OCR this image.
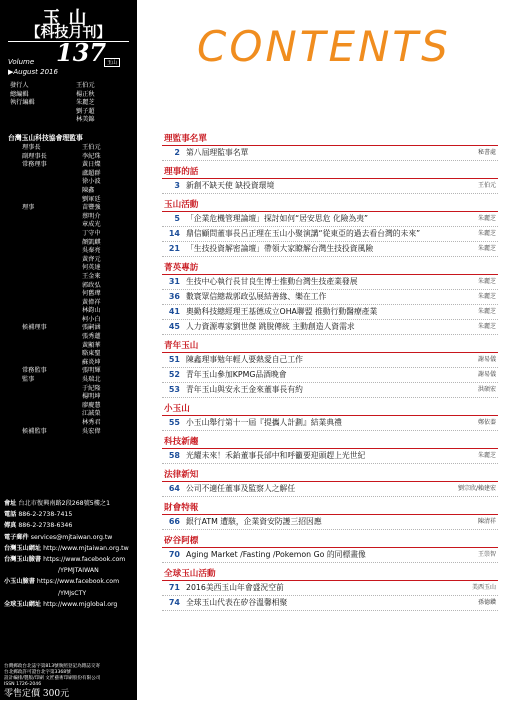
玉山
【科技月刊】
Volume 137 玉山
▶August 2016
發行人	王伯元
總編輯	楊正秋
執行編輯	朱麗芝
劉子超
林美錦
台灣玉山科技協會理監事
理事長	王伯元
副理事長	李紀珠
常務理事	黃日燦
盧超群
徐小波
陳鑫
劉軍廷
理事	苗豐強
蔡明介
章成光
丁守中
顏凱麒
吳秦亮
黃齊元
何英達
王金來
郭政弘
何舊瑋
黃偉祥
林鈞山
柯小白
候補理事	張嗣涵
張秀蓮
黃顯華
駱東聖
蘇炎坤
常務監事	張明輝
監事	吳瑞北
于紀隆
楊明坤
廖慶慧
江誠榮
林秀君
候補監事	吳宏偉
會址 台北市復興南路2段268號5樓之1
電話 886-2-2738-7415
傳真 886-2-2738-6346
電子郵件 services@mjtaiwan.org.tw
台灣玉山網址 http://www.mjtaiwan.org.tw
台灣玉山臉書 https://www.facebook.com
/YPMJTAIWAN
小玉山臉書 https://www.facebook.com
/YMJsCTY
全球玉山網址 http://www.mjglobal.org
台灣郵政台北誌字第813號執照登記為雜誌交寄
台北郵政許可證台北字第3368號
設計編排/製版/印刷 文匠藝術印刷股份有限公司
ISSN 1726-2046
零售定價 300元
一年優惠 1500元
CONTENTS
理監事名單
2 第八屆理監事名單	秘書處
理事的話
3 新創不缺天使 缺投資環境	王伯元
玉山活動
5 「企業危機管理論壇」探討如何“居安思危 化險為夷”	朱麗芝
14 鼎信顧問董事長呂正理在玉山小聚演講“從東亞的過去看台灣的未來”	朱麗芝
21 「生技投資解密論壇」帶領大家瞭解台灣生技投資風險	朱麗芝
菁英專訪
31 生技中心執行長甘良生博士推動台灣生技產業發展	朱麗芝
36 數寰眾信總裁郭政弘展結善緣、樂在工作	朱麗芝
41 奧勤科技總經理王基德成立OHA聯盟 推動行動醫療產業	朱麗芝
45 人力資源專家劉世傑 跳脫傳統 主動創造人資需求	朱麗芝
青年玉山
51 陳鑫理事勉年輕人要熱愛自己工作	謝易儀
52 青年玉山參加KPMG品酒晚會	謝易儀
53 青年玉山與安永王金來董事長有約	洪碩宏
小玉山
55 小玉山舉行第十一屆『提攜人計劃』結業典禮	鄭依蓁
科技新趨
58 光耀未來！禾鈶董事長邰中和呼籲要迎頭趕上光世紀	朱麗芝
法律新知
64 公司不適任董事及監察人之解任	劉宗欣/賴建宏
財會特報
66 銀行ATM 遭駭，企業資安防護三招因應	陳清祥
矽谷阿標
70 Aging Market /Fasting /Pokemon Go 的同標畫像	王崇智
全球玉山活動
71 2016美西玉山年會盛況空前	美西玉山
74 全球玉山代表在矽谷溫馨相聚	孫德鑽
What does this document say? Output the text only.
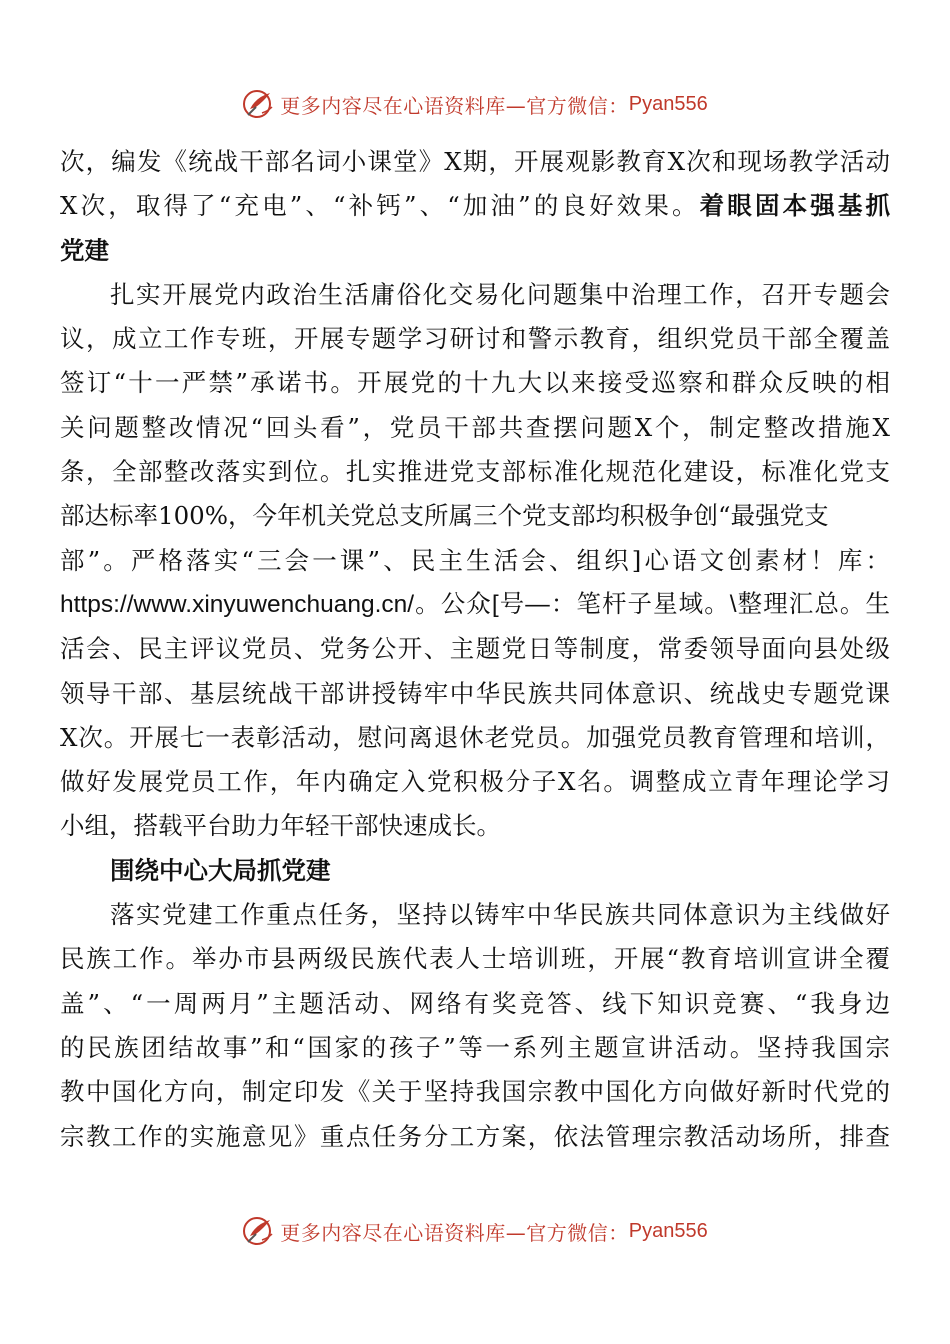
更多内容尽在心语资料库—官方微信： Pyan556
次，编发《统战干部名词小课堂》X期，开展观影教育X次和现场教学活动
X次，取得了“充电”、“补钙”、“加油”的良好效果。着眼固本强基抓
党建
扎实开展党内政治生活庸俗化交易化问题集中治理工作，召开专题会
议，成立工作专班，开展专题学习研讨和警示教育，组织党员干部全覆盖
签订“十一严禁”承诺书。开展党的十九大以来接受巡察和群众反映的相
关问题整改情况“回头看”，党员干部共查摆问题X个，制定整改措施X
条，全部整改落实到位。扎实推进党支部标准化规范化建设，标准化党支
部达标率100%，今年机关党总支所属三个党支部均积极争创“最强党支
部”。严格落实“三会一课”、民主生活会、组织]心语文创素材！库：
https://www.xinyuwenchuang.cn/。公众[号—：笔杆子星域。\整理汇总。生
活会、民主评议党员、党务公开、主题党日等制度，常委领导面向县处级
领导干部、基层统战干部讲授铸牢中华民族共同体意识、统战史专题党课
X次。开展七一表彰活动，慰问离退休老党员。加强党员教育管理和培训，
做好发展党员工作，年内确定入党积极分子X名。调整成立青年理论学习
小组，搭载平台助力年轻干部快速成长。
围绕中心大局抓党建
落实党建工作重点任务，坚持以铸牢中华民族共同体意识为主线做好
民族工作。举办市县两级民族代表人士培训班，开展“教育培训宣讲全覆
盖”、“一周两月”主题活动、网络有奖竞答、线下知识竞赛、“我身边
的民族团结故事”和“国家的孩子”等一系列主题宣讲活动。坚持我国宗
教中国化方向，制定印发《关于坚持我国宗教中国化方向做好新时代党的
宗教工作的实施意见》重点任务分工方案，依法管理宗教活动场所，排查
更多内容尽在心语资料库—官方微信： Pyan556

* * * * * * *

• Task statement: Quote the preceding listing precisely and completely, omitting its images.

• Worked solution:
OCR this image.
玉山
【科技月刊】
Volume 137 玉山
▶August 2016
發行人	王伯元
總編輯	楊正秋
執行編輯	朱麗芝
劉子超
林美錦
台灣玉山科技協會理監事
理事長	王伯元
副理事長	李紀珠
常務理事	黃日燦
盧超群
徐小波
陳鑫
劉軍廷
理事	苗豐強
蔡明介
章成光
丁守中
顏凱麒
吳秦亮
黃齊元
何英達
王金來
郭政弘
何舊瑋
黃偉祥
林鈞山
柯小白
候補理事	張嗣涵
張秀蓮
黃顯華
駱東聖
蘇炎坤
常務監事	張明輝
監事	吳瑞北
于紀隆
楊明坤
廖慶慧
江誠榮
林秀君
候補監事	吳宏偉
會址 台北市復興南路2段268號5樓之1
電話 886-2-2738-7415
傳真 886-2-2738-6346
電子郵件 services@mjtaiwan.org.tw
台灣玉山網址 http://www.mjtaiwan.org.tw
台灣玉山臉書 https://www.facebook.com
/YPMJTAIWAN
小玉山臉書 https://www.facebook.com
/YMJsCTY
全球玉山網址 http://www.mjglobal.org
台灣郵政台北誌字第813號執照登記為雜誌交寄
台北郵政許可證台北字第3368號
設計編排/製版/印刷 文匠藝術印刷股份有限公司
ISSN 1726-2046
零售定價 300元
一年優惠 1500元
CONTENTS
理監事名單
2 第八屆理監事名單	秘書處
理事的話
3 新創不缺天使 缺投資環境	王伯元
玉山活動
5 「企業危機管理論壇」探討如何“居安思危 化險為夷”	朱麗芝
14 鼎信顧問董事長呂正理在玉山小聚演講“從東亞的過去看台灣的未來”	朱麗芝
21 「生技投資解密論壇」帶領大家瞭解台灣生技投資風險	朱麗芝
菁英專訪
31 生技中心執行長甘良生博士推動台灣生技產業發展	朱麗芝
36 數寰眾信總裁郭政弘展結善緣、樂在工作	朱麗芝
41 奧勤科技總經理王基德成立OHA聯盟 推動行動醫療產業	朱麗芝
45 人力資源專家劉世傑 跳脫傳統 主動創造人資需求	朱麗芝
青年玉山
51 陳鑫理事勉年輕人要熱愛自己工作	謝易儀
52 青年玉山參加KPMG品酒晚會	謝易儀
53 青年玉山與安永王金來董事長有約	洪碩宏
小玉山
55 小玉山舉行第十一屆『提攜人計劃』結業典禮	鄭依蓁
科技新趨
58 光耀未來！禾鈶董事長邰中和呼籲要迎頭趕上光世紀	朱麗芝
法律新知
64 公司不適任董事及監察人之解任	劉宗欣/賴建宏
財會特報
66 銀行ATM 遭駭，企業資安防護三招因應	陳清祥
矽谷阿標
70 Aging Market /Fasting /Pokemon Go 的同標畫像	王崇智
全球玉山活動
71 2016美西玉山年會盛況空前	美西玉山
74 全球玉山代表在矽谷溫馨相聚	孫德鑽
What does this document say? Output the text only.
更多内容尽在心语资料库—官方微信： Pyan556
次，编发《统战干部名词小课堂》X期，开展观影教育X次和现场教学活动
X次，取得了“充电”、“补钙”、“加油”的良好效果。着眼固本强基抓
党建
扎实开展党内政治生活庸俗化交易化问题集中治理工作，召开专题会
议，成立工作专班，开展专题学习研讨和警示教育，组织党员干部全覆盖
签订“十一严禁”承诺书。开展党的十九大以来接受巡察和群众反映的相
关问题整改情况“回头看”，党员干部共查摆问题X个，制定整改措施X
条，全部整改落实到位。扎实推进党支部标准化规范化建设，标准化党支
部达标率100%，今年机关党总支所属三个党支部均积极争创“最强党支
部”。严格落实“三会一课”、民主生活会、组织]心语文创素材！库：
https://www.xinyuwenchuang.cn/。公众[号—：笔杆子星域。\整理汇总。生
活会、民主评议党员、党务公开、主题党日等制度，常委领导面向县处级
领导干部、基层统战干部讲授铸牢中华民族共同体意识、统战史专题党课
X次。开展七一表彰活动，慰问离退休老党员。加强党员教育管理和培训，
做好发展党员工作，年内确定入党积极分子X名。调整成立青年理论学习
小组，搭载平台助力年轻干部快速成长。
围绕中心大局抓党建
落实党建工作重点任务，坚持以铸牢中华民族共同体意识为主线做好
民族工作。举办市县两级民族代表人士培训班，开展“教育培训宣讲全覆
盖”、“一周两月”主题活动、网络有奖竞答、线下知识竞赛、“我身边
的民族团结故事”和“国家的孩子”等一系列主题宣讲活动。坚持我国宗
教中国化方向，制定印发《关于坚持我国宗教中国化方向做好新时代党的
宗教工作的实施意见》重点任务分工方案，依法管理宗教活动场所，排查
更多内容尽在心语资料库—官方微信： Pyan556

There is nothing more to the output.